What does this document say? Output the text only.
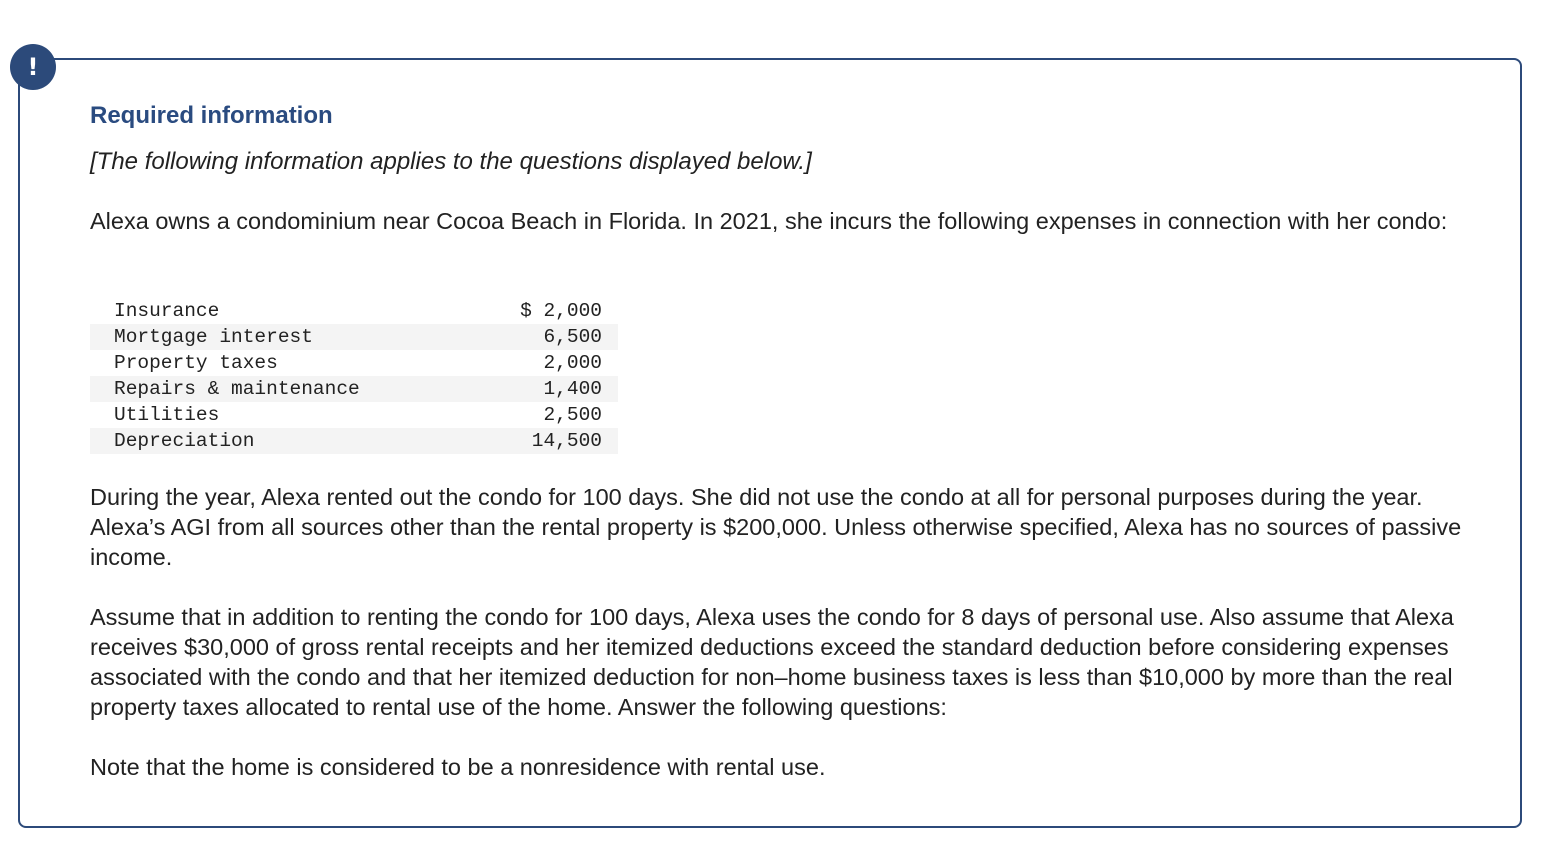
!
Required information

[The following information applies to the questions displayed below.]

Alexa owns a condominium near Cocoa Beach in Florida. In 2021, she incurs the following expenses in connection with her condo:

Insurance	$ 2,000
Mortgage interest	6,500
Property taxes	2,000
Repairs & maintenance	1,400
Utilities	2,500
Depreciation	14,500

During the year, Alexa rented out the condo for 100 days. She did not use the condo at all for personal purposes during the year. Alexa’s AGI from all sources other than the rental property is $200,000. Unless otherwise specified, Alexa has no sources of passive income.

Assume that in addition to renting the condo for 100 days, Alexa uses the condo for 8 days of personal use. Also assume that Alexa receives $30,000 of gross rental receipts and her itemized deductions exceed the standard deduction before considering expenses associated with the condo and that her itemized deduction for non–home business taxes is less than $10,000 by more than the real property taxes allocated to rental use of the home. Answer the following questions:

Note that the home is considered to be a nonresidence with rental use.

########

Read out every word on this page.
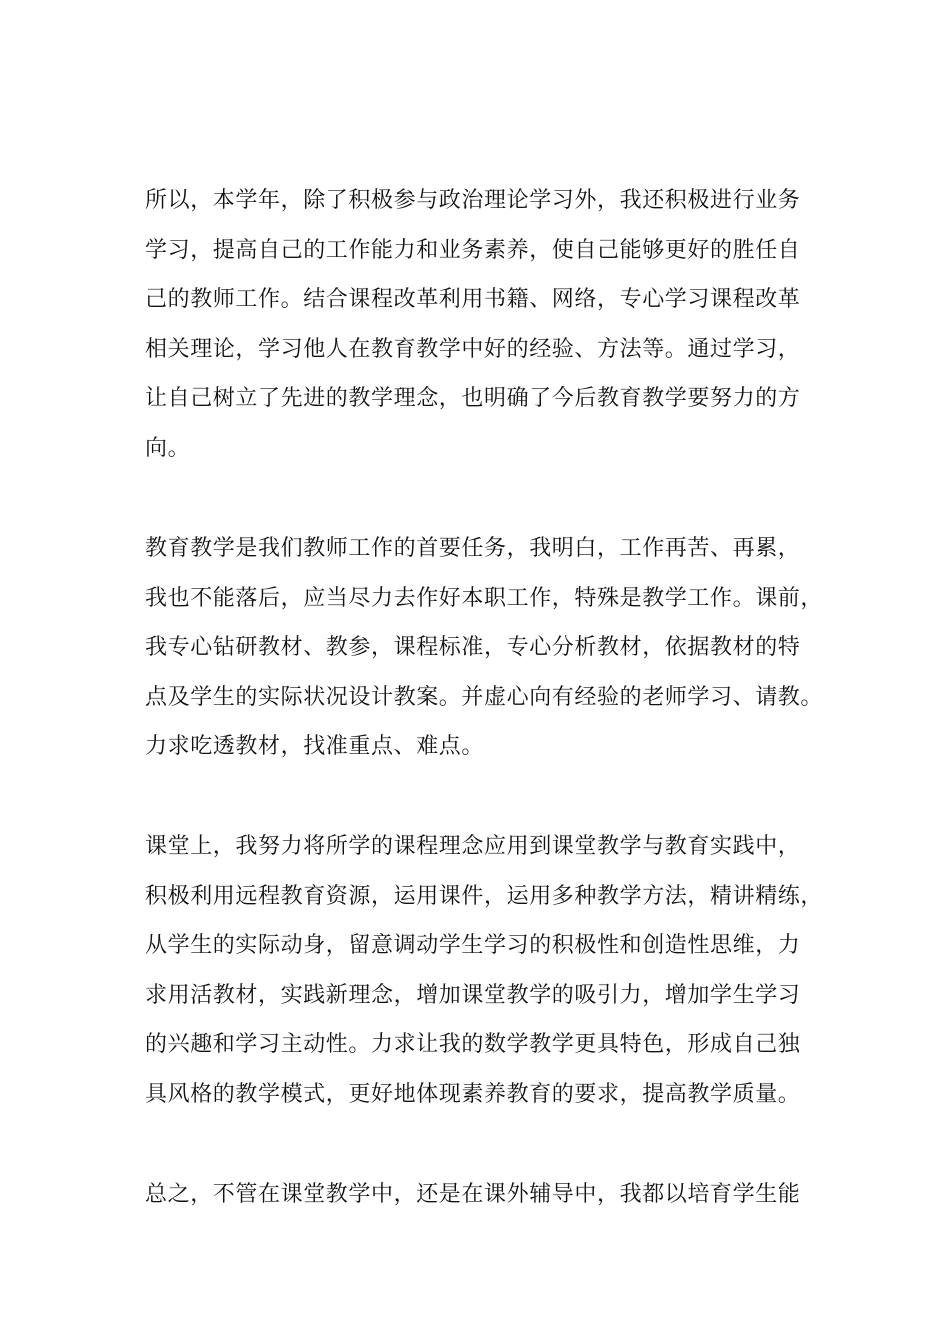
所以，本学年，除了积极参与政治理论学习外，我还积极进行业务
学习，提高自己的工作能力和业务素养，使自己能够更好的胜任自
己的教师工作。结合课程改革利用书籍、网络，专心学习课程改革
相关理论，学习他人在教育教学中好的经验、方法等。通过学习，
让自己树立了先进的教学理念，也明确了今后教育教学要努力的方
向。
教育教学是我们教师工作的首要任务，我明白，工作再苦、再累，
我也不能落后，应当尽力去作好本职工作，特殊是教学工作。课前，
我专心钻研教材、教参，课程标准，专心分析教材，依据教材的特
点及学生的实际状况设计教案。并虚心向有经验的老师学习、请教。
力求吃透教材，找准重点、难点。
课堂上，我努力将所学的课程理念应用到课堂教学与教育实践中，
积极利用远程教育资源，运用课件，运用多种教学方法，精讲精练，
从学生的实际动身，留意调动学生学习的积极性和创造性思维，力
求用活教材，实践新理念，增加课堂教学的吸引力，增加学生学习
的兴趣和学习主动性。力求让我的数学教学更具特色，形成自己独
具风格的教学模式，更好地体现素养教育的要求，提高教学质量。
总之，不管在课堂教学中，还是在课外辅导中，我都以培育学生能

########

EXERCISE AIM
Scan the listing above for the word "this" and copy every line that holds it.

EXERCISE OUTPUT
What does this document say? Output the text only.
Read out every word on this page.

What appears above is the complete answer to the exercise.